Start of RECORDS TO USE
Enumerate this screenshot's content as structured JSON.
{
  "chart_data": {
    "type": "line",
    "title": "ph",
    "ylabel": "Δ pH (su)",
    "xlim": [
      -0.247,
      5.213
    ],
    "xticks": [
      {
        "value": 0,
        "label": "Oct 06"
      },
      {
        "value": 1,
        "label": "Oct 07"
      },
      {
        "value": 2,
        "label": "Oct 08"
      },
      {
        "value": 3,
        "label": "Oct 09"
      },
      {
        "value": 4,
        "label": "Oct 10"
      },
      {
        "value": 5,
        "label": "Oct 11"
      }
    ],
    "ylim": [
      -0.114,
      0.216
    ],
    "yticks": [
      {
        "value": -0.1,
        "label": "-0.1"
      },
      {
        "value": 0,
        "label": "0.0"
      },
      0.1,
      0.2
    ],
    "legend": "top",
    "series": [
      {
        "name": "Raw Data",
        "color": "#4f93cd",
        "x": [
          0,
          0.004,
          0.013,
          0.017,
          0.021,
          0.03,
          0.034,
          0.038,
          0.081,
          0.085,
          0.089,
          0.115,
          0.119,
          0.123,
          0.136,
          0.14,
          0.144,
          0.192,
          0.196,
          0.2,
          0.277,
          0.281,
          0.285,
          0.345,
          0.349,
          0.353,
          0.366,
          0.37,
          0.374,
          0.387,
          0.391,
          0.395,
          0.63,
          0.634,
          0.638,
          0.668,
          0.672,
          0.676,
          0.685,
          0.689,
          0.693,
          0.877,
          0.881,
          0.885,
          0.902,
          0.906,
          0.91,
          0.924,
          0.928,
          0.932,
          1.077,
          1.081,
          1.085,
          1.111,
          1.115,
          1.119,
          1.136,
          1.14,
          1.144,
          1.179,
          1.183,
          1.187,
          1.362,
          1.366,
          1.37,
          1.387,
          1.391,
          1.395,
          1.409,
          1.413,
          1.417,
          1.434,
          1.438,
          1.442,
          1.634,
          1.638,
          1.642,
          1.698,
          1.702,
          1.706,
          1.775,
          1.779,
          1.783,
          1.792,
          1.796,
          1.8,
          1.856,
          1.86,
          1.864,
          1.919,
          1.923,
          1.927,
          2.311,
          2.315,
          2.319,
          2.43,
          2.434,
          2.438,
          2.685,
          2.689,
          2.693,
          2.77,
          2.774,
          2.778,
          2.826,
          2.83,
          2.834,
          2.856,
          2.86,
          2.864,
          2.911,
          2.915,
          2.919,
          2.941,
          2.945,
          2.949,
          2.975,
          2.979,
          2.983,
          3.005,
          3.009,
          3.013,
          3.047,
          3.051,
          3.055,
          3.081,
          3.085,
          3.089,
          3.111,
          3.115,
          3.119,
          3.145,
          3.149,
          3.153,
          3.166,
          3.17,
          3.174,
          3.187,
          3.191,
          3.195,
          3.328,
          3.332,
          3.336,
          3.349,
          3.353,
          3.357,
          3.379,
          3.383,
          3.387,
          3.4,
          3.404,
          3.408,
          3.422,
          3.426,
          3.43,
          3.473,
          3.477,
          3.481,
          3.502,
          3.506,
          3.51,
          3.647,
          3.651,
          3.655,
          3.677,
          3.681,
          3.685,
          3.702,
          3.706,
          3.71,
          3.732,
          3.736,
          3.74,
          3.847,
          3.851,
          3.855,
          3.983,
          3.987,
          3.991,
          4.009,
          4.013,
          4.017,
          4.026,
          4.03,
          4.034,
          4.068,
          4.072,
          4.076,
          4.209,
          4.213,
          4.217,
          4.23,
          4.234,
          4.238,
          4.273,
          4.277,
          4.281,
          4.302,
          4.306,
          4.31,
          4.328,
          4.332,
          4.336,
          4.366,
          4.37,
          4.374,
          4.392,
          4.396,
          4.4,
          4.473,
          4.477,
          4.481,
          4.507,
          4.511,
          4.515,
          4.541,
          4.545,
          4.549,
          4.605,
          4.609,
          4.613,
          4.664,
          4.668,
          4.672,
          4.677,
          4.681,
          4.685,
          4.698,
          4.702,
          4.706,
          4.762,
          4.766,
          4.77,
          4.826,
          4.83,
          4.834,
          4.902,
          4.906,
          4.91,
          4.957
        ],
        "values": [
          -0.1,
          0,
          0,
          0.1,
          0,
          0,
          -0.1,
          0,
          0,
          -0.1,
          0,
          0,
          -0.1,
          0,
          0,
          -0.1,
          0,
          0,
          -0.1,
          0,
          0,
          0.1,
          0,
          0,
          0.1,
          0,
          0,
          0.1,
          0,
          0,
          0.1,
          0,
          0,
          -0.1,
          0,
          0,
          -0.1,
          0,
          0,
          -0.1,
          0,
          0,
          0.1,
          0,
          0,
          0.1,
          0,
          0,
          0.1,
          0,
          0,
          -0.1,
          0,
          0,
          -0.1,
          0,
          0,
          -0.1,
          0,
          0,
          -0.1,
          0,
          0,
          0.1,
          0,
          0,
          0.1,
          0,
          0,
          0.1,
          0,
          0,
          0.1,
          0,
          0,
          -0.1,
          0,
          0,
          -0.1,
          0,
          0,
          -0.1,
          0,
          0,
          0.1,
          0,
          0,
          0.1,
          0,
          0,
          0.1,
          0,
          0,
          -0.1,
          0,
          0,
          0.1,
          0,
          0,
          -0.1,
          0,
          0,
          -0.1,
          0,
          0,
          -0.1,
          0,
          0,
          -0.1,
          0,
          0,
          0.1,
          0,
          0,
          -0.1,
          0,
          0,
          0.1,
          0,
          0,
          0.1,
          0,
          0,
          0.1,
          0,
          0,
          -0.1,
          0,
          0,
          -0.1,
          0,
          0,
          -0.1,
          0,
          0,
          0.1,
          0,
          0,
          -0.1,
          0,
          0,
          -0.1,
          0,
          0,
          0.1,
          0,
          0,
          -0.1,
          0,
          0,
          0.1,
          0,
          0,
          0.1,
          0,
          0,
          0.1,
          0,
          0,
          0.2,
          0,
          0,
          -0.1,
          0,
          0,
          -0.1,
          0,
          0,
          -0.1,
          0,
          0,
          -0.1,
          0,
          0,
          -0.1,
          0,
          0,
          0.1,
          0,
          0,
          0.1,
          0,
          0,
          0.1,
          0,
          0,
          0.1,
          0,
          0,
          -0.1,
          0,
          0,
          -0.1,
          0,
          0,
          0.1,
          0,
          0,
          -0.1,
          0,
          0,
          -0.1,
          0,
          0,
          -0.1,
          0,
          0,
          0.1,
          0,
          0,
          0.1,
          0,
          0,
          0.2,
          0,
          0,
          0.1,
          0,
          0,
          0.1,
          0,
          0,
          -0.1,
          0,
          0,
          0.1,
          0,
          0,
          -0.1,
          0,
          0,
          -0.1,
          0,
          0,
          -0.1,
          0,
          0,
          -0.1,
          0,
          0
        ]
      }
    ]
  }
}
End of RECORDS TO USE
DIRECTIONS → Please return the data above exactly as given.

FULL ANSWER →
Enumerate this screenshot's content as structured JSON.
{
  "chart_data": {
    "type": "line",
    "title": "ph",
    "ylabel": "Δ pH (su)",
    "xlim": [
      -0.247,
      5.213
    ],
    "xticks": [
      {
        "value": 0,
        "label": "Oct 06"
      },
      {
        "value": 1,
        "label": "Oct 07"
      },
      {
        "value": 2,
        "label": "Oct 08"
      },
      {
        "value": 3,
        "label": "Oct 09"
      },
      {
        "value": 4,
        "label": "Oct 10"
      },
      {
        "value": 5,
        "label": "Oct 11"
      }
    ],
    "ylim": [
      -0.114,
      0.216
    ],
    "yticks": [
      {
        "value": -0.1,
        "label": "-0.1"
      },
      {
        "value": 0,
        "label": "0.0"
      },
      0.1,
      0.2
    ],
    "legend": "top",
    "series": [
      {
        "name": "Raw Data",
        "color": "#4f93cd",
        "x": [
          0,
          0.004,
          0.013,
          0.017,
          0.021,
          0.03,
          0.034,
          0.038,
          0.081,
          0.085,
          0.089,
          0.115,
          0.119,
          0.123,
          0.136,
          0.14,
          0.144,
          0.192,
          0.196,
          0.2,
          0.277,
          0.281,
          0.285,
          0.345,
          0.349,
          0.353,
          0.366,
          0.37,
          0.374,
          0.387,
          0.391,
          0.395,
          0.63,
          0.634,
          0.638,
          0.668,
          0.672,
          0.676,
          0.685,
          0.689,
          0.693,
          0.877,
          0.881,
          0.885,
          0.902,
          0.906,
          0.91,
          0.924,
          0.928,
          0.932,
          1.077,
          1.081,
          1.085,
          1.111,
          1.115,
          1.119,
          1.136,
          1.14,
          1.144,
          1.179,
          1.183,
          1.187,
          1.362,
          1.366,
          1.37,
          1.387,
          1.391,
          1.395,
          1.409,
          1.413,
          1.417,
          1.434,
          1.438,
          1.442,
          1.634,
          1.638,
          1.642,
          1.698,
          1.702,
          1.706,
          1.775,
          1.779,
          1.783,
          1.792,
          1.796,
          1.8,
          1.856,
          1.86,
          1.864,
          1.919,
          1.923,
          1.927,
          2.311,
          2.315,
          2.319,
          2.43,
          2.434,
          2.438,
          2.685,
          2.689,
          2.693,
          2.77,
          2.774,
          2.778,
          2.826,
          2.83,
          2.834,
          2.856,
          2.86,
          2.864,
          2.911,
          2.915,
          2.919,
          2.941,
          2.945,
          2.949,
          2.975,
          2.979,
          2.983,
          3.005,
          3.009,
          3.013,
          3.047,
          3.051,
          3.055,
          3.081,
          3.085,
          3.089,
          3.111,
          3.115,
          3.119,
          3.145,
          3.149,
          3.153,
          3.166,
          3.17,
          3.174,
          3.187,
          3.191,
          3.195,
          3.328,
          3.332,
          3.336,
          3.349,
          3.353,
          3.357,
          3.379,
          3.383,
          3.387,
          3.4,
          3.404,
          3.408,
          3.422,
          3.426,
          3.43,
          3.473,
          3.477,
          3.481,
          3.502,
          3.506,
          3.51,
          3.647,
          3.651,
          3.655,
          3.677,
          3.681,
          3.685,
          3.702,
          3.706,
          3.71,
          3.732,
          3.736,
          3.74,
          3.847,
          3.851,
          3.855,
          3.983,
          3.987,
          3.991,
          4.009,
          4.013,
          4.017,
          4.026,
          4.03,
          4.034,
          4.068,
          4.072,
          4.076,
          4.209,
          4.213,
          4.217,
          4.23,
          4.234,
          4.238,
          4.273,
          4.277,
          4.281,
          4.302,
          4.306,
          4.31,
          4.328,
          4.332,
          4.336,
          4.366,
          4.37,
          4.374,
          4.392,
          4.396,
          4.4,
          4.473,
          4.477,
          4.481,
          4.507,
          4.511,
          4.515,
          4.541,
          4.545,
          4.549,
          4.605,
          4.609,
          4.613,
          4.664,
          4.668,
          4.672,
          4.677,
          4.681,
          4.685,
          4.698,
          4.702,
          4.706,
          4.762,
          4.766,
          4.77,
          4.826,
          4.83,
          4.834,
          4.902,
          4.906,
          4.91,
          4.957
        ],
        "values": [
          -0.1,
          0,
          0,
          0.1,
          0,
          0,
          -0.1,
          0,
          0,
          -0.1,
          0,
          0,
          -0.1,
          0,
          0,
          -0.1,
          0,
          0,
          -0.1,
          0,
          0,
          0.1,
          0,
          0,
          0.1,
          0,
          0,
          0.1,
          0,
          0,
          0.1,
          0,
          0,
          -0.1,
          0,
          0,
          -0.1,
          0,
          0,
          -0.1,
          0,
          0,
          0.1,
          0,
          0,
          0.1,
          0,
          0,
          0.1,
          0,
          0,
          -0.1,
          0,
          0,
          -0.1,
          0,
          0,
          -0.1,
          0,
          0,
          -0.1,
          0,
          0,
          0.1,
          0,
          0,
          0.1,
          0,
          0,
          0.1,
          0,
          0,
          0.1,
          0,
          0,
          -0.1,
          0,
          0,
          -0.1,
          0,
          0,
          -0.1,
          0,
          0,
          0.1,
          0,
          0,
          0.1,
          0,
          0,
          0.1,
          0,
          0,
          -0.1,
          0,
          0,
          0.1,
          0,
          0,
          -0.1,
          0,
          0,
          -0.1,
          0,
          0,
          -0.1,
          0,
          0,
          -0.1,
          0,
          0,
          0.1,
          0,
          0,
          -0.1,
          0,
          0,
          0.1,
          0,
          0,
          0.1,
          0,
          0,
          0.1,
          0,
          0,
          -0.1,
          0,
          0,
          -0.1,
          0,
          0,
          -0.1,
          0,
          0,
          0.1,
          0,
          0,
          -0.1,
          0,
          0,
          -0.1,
          0,
          0,
          0.1,
          0,
          0,
          -0.1,
          0,
          0,
          0.1,
          0,
          0,
          0.1,
          0,
          0,
          0.1,
          0,
          0,
          0.2,
          0,
          0,
          -0.1,
          0,
          0,
          -0.1,
          0,
          0,
          -0.1,
          0,
          0,
          -0.1,
          0,
          0,
          -0.1,
          0,
          0,
          0.1,
          0,
          0,
          0.1,
          0,
          0,
          0.1,
          0,
          0,
          0.1,
          0,
          0,
          -0.1,
          0,
          0,
          -0.1,
          0,
          0,
          0.1,
          0,
          0,
          -0.1,
          0,
          0,
          -0.1,
          0,
          0,
          -0.1,
          0,
          0,
          0.1,
          0,
          0,
          0.1,
          0,
          0,
          0.2,
          0,
          0,
          0.1,
          0,
          0,
          0.1,
          0,
          0,
          -0.1,
          0,
          0,
          0.1,
          0,
          0,
          -0.1,
          0,
          0,
          -0.1,
          0,
          0,
          -0.1,
          0,
          0,
          -0.1,
          0,
          0
        ]
      }
    ]
  }
}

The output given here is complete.